_Problem to work on_: Go through the listing and set it down exactly, leaving out its pictures.

##############################

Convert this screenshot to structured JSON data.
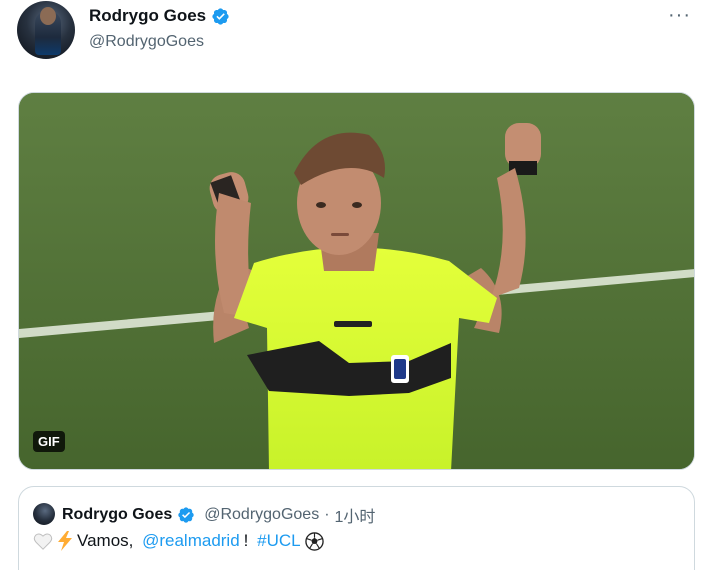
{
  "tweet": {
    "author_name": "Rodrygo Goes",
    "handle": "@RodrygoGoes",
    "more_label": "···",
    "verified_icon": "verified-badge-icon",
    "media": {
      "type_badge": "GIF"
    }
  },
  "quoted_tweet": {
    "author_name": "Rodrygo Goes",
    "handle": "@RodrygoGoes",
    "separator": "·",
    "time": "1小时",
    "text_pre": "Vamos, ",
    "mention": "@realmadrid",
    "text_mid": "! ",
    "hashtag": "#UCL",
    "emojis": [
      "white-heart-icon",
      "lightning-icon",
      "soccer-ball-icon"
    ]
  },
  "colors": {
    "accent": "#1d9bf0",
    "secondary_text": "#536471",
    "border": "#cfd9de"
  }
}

##############################

_Exercise output_:
Convert this screenshot to structured JSON data.
{
  "tweet": {
    "author_name": "Rodrygo Goes",
    "handle": "@RodrygoGoes",
    "more_label": "···",
    "verified_icon": "verified-badge-icon",
    "media": {
      "type_badge": "GIF"
    }
  },
  "quoted_tweet": {
    "author_name": "Rodrygo Goes",
    "handle": "@RodrygoGoes",
    "separator": "·",
    "time": "1小时",
    "text_pre": "Vamos, ",
    "mention": "@realmadrid",
    "text_mid": "! ",
    "hashtag": "#UCL",
    "emojis": [
      "white-heart-icon",
      "lightning-icon",
      "soccer-ball-icon"
    ]
  },
  "colors": {
    "accent": "#1d9bf0",
    "secondary_text": "#536471",
    "border": "#cfd9de"
  }
}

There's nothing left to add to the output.